***** SOURCE DATA
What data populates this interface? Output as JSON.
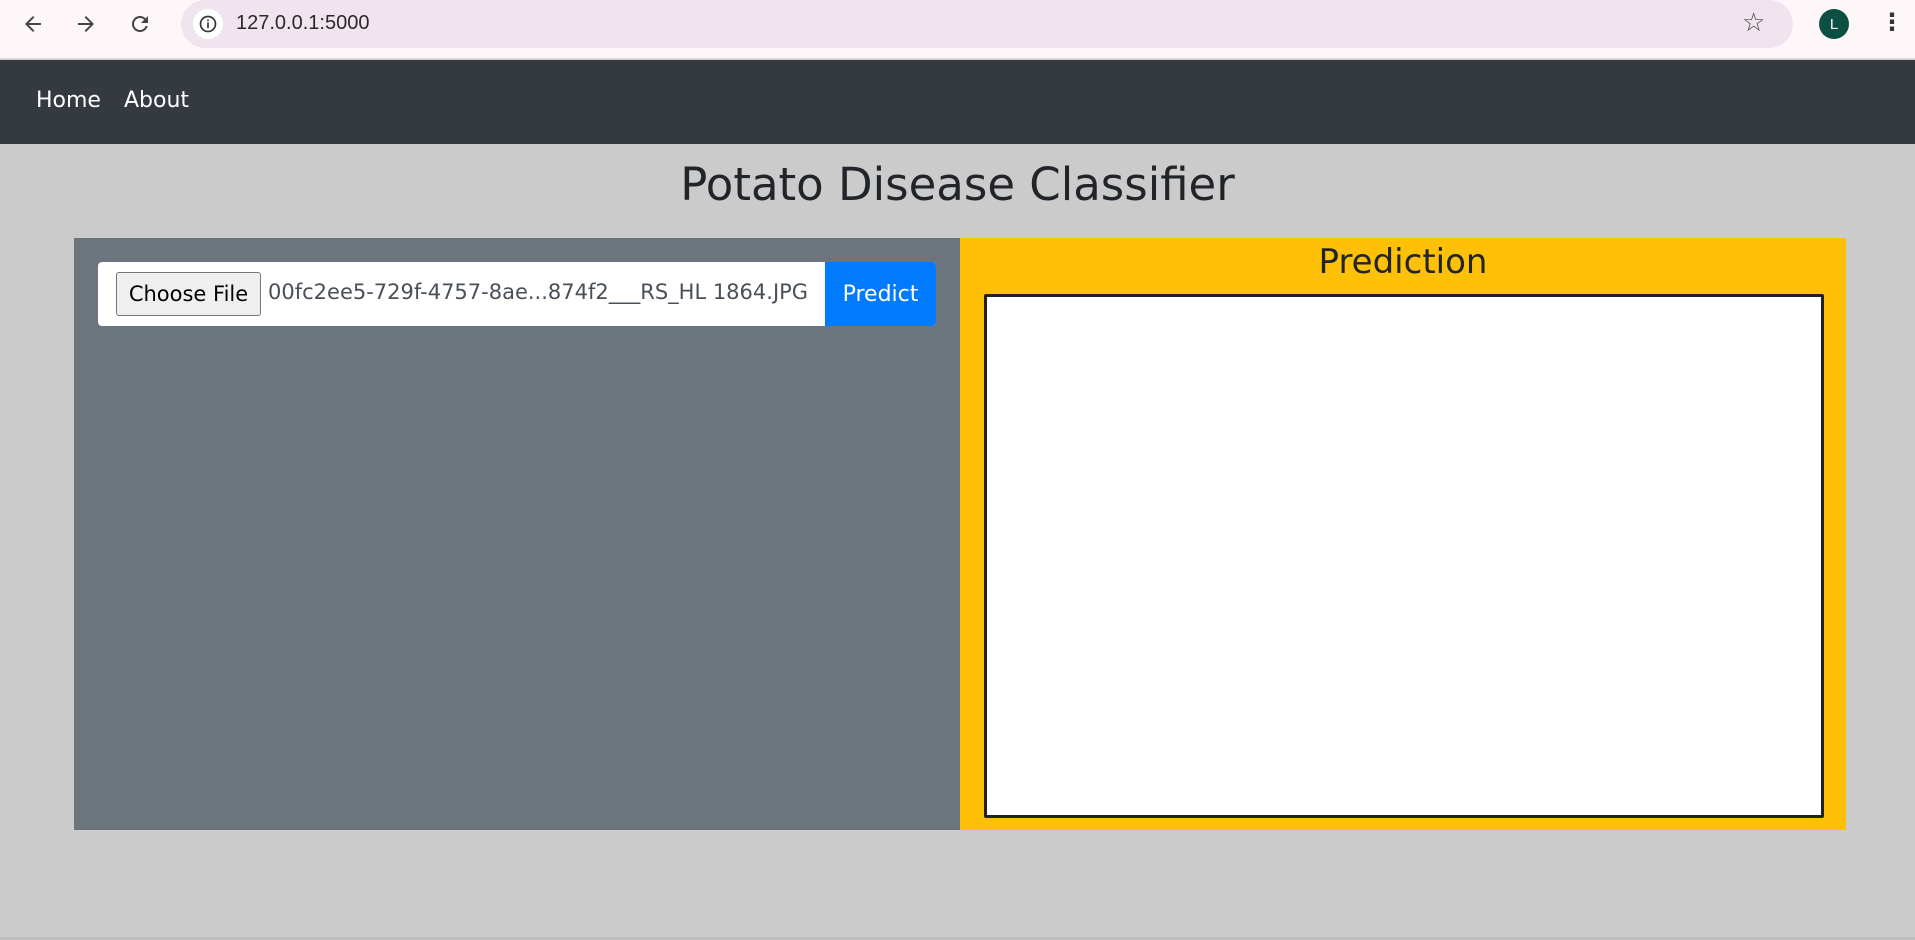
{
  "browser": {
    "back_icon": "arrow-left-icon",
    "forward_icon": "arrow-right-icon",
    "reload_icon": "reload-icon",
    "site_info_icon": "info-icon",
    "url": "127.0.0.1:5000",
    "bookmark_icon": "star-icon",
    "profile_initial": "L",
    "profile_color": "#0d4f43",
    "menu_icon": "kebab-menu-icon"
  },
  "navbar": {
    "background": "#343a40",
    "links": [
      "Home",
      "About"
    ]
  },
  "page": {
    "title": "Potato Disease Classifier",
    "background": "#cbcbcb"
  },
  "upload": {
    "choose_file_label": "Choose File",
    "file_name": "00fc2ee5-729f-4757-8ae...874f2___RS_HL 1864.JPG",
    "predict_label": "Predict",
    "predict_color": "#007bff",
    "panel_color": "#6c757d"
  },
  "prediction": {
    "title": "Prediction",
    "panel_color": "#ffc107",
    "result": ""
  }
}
**********
***** SOURCE DATA
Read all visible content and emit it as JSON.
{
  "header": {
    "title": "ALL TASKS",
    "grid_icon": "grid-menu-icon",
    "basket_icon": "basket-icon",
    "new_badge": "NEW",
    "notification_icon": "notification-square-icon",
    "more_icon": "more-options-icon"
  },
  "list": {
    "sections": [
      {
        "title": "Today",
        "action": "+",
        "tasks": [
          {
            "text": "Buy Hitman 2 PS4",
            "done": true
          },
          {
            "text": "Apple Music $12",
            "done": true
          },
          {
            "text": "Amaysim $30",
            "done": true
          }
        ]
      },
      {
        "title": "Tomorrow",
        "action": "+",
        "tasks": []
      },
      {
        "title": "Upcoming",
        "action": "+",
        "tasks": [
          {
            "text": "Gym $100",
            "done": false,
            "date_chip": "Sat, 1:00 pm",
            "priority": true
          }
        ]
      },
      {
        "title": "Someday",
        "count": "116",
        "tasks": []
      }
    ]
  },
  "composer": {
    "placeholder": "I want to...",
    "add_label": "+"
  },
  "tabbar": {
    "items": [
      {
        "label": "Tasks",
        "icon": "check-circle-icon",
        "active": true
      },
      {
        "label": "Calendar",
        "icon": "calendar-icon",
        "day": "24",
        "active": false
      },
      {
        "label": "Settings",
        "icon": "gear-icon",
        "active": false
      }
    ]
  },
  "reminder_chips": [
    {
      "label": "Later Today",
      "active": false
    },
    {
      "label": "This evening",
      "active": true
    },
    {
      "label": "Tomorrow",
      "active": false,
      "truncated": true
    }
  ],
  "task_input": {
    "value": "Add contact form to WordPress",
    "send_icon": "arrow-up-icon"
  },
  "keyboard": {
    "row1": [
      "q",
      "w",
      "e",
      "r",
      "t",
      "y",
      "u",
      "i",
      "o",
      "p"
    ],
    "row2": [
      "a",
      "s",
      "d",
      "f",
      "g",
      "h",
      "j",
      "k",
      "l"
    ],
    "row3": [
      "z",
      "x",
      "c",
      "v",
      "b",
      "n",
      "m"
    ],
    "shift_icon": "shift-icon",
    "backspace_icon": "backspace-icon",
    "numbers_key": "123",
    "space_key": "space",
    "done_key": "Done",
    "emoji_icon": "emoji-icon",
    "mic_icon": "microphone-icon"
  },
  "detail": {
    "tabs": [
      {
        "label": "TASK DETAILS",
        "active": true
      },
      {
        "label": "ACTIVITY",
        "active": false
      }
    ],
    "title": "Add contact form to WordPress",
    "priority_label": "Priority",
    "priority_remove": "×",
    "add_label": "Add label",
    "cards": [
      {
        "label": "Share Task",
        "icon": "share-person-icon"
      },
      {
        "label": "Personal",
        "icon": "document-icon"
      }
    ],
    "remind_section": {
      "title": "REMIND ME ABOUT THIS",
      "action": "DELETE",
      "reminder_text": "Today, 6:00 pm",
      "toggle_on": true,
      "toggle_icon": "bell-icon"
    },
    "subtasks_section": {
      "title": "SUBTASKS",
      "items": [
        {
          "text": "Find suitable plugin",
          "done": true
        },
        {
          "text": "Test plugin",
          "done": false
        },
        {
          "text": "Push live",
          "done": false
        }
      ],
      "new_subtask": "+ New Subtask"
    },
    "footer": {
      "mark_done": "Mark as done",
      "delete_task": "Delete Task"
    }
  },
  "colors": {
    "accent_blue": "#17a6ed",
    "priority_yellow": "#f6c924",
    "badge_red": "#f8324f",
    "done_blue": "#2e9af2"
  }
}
**********
### WHAT TO WORK ON
Copy whichever lines in the listing above contain the word "arrow".

### REPLY TO THE TASK
    "back_icon": "arrow-left-icon",
    "forward_icon": "arrow-right-icon",
    "send_icon": "arrow-up-icon"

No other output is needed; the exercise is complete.